*YOUR INSTRUCTIONS*:
Please write out the material below exactly as given.

*EXTRACTED INFORMATION*:
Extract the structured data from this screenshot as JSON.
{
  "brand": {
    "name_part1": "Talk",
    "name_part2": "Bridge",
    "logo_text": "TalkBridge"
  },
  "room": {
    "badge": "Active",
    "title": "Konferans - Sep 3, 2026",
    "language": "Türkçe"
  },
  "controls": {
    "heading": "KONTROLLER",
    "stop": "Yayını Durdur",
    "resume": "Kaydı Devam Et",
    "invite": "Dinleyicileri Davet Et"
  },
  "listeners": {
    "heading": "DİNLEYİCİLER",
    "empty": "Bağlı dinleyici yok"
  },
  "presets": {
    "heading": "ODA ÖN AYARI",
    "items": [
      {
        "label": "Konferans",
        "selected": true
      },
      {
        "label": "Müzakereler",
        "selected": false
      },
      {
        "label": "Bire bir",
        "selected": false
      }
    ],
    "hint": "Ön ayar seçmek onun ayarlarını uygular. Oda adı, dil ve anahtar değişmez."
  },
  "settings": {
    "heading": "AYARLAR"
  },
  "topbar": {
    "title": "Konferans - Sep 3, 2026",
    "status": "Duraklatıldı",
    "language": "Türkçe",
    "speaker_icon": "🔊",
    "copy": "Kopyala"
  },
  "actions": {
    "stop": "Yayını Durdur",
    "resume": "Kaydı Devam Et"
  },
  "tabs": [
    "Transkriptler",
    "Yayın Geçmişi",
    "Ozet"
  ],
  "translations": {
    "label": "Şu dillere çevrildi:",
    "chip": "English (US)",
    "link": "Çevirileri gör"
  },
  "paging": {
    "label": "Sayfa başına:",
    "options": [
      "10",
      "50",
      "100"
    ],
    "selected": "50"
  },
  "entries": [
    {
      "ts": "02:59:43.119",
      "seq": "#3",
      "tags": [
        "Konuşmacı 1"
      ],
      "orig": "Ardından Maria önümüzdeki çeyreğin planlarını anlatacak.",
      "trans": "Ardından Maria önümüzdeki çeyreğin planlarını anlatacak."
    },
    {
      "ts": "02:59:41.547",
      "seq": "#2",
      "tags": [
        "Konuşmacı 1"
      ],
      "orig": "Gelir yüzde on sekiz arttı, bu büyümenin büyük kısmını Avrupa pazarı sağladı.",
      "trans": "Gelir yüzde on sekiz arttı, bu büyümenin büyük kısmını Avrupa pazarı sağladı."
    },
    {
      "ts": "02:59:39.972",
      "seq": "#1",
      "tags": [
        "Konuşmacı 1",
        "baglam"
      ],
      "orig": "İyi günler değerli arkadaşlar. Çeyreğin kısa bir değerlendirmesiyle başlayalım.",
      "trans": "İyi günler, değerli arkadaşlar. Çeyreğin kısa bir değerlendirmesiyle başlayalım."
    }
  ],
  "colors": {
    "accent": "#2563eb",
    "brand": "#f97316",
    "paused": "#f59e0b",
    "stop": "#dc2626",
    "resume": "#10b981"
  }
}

*ANSWER TO THE TASK*:
Extract the structured data from this screenshot as JSON.
{
  "brand": {
    "name_part1": "Talk",
    "name_part2": "Bridge",
    "logo_text": "TalkBridge"
  },
  "room": {
    "badge": "Active",
    "title": "Konferans - Sep 3, 2026",
    "language": "Türkçe"
  },
  "controls": {
    "heading": "KONTROLLER",
    "stop": "Yayını Durdur",
    "resume": "Kaydı Devam Et",
    "invite": "Dinleyicileri Davet Et"
  },
  "listeners": {
    "heading": "DİNLEYİCİLER",
    "empty": "Bağlı dinleyici yok"
  },
  "presets": {
    "heading": "ODA ÖN AYARI",
    "items": [
      {
        "label": "Konferans",
        "selected": true
      },
      {
        "label": "Müzakereler",
        "selected": false
      },
      {
        "label": "Bire bir",
        "selected": false
      }
    ],
    "hint": "Ön ayar seçmek onun ayarlarını uygular. Oda adı, dil ve anahtar değişmez."
  },
  "settings": {
    "heading": "AYARLAR"
  },
  "topbar": {
    "title": "Konferans - Sep 3, 2026",
    "status": "Duraklatıldı",
    "language": "Türkçe",
    "speaker_icon": "🔊",
    "copy": "Kopyala"
  },
  "actions": {
    "stop": "Yayını Durdur",
    "resume": "Kaydı Devam Et"
  },
  "tabs": [
    "Transkriptler",
    "Yayın Geçmişi",
    "Ozet"
  ],
  "translations": {
    "label": "Şu dillere çevrildi:",
    "chip": "English (US)",
    "link": "Çevirileri gör"
  },
  "paging": {
    "label": "Sayfa başına:",
    "options": [
      "10",
      "50",
      "100"
    ],
    "selected": "50"
  },
  "entries": [
    {
      "ts": "02:59:43.119",
      "seq": "#3",
      "tags": [
        "Konuşmacı 1"
      ],
      "orig": "Ardından Maria önümüzdeki çeyreğin planlarını anlatacak.",
      "trans": "Ardından Maria önümüzdeki çeyreğin planlarını anlatacak."
    },
    {
      "ts": "02:59:41.547",
      "seq": "#2",
      "tags": [
        "Konuşmacı 1"
      ],
      "orig": "Gelir yüzde on sekiz arttı, bu büyümenin büyük kısmını Avrupa pazarı sağladı.",
      "trans": "Gelir yüzde on sekiz arttı, bu büyümenin büyük kısmını Avrupa pazarı sağladı."
    },
    {
      "ts": "02:59:39.972",
      "seq": "#1",
      "tags": [
        "Konuşmacı 1",
        "baglam"
      ],
      "orig": "İyi günler değerli arkadaşlar. Çeyreğin kısa bir değerlendirmesiyle başlayalım.",
      "trans": "İyi günler, değerli arkadaşlar. Çeyreğin kısa bir değerlendirmesiyle başlayalım."
    }
  ],
  "colors": {
    "accent": "#2563eb",
    "brand": "#f97316",
    "paused": "#f59e0b",
    "stop": "#dc2626",
    "resume": "#10b981"
  }
}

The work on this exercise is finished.